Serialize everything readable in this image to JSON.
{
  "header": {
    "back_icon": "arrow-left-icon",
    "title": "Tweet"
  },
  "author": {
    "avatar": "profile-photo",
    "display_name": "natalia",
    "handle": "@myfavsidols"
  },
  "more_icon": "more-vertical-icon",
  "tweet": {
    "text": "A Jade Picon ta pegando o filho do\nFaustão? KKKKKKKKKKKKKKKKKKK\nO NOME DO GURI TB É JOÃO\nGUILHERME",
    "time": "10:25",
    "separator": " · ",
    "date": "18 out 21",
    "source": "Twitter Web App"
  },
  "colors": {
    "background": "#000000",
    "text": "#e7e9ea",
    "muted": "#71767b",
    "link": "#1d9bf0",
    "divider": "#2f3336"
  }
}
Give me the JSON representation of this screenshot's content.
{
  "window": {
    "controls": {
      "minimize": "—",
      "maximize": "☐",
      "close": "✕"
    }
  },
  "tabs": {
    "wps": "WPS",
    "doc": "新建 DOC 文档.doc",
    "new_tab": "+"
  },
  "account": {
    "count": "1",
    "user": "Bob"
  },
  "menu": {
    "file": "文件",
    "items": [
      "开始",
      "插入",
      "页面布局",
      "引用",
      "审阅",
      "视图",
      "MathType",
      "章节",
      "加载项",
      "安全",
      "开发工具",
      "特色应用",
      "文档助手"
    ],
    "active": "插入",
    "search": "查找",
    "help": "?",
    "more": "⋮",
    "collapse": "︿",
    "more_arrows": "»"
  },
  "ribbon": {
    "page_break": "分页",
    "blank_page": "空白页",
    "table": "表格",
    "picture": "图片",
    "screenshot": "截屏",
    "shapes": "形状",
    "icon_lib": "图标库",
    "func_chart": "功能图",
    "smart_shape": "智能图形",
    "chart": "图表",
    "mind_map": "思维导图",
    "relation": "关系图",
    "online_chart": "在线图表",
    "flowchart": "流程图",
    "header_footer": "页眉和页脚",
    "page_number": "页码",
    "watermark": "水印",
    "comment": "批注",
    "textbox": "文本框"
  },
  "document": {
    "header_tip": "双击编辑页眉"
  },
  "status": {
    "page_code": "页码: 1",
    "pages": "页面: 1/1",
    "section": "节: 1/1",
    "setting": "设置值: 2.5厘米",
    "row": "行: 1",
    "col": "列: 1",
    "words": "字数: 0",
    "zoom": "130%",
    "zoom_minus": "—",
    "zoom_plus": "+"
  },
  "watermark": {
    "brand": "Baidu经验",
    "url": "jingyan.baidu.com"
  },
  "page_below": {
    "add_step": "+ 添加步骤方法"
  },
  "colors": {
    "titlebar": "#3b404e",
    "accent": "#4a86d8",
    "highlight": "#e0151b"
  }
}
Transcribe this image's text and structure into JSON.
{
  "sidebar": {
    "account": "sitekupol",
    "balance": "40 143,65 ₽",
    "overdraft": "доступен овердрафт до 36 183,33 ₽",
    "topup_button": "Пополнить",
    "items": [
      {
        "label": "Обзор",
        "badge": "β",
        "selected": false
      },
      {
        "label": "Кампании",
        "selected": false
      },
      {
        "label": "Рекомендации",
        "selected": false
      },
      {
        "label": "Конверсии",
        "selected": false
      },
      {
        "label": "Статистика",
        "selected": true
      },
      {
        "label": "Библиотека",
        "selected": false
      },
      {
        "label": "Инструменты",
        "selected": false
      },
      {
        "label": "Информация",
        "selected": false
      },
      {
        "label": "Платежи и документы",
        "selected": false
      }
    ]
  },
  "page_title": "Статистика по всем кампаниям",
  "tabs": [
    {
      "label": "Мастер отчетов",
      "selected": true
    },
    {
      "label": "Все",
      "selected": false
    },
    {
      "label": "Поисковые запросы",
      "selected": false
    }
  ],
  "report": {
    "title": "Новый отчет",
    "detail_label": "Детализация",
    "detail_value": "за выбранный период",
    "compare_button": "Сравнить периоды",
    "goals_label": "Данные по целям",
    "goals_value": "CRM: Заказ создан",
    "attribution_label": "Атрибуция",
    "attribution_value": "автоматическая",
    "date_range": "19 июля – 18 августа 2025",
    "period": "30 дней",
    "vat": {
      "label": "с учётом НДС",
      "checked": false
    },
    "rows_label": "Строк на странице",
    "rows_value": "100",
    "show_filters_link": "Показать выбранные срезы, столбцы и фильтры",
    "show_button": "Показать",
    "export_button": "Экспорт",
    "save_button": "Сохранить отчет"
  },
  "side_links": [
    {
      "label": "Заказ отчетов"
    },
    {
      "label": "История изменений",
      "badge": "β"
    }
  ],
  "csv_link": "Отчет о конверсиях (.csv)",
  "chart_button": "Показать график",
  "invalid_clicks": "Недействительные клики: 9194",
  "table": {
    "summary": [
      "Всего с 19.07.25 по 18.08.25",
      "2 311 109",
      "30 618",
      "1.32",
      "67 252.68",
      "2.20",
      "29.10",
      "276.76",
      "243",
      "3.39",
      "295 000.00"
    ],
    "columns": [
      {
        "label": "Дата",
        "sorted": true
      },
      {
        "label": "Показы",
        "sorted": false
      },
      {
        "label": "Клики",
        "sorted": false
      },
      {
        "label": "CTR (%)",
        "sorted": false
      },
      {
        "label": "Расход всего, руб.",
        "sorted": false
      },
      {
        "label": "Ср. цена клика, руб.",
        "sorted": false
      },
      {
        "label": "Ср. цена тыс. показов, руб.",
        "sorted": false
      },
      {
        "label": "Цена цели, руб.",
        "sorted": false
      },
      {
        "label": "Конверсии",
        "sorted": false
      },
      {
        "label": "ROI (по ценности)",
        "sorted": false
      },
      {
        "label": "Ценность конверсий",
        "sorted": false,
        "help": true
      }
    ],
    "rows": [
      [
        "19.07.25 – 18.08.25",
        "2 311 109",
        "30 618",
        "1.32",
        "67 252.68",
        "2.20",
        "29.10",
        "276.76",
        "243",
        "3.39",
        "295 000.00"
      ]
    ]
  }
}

• _Problem requirements_: Pick out, from the lines above, every one that contains the string "Показать".

• _Solution below_:
    "show_filters_link": "Показать выбранные срезы, столбцы и фильтры",
    "show_button": "Показать",
  "chart_button": "Показать график",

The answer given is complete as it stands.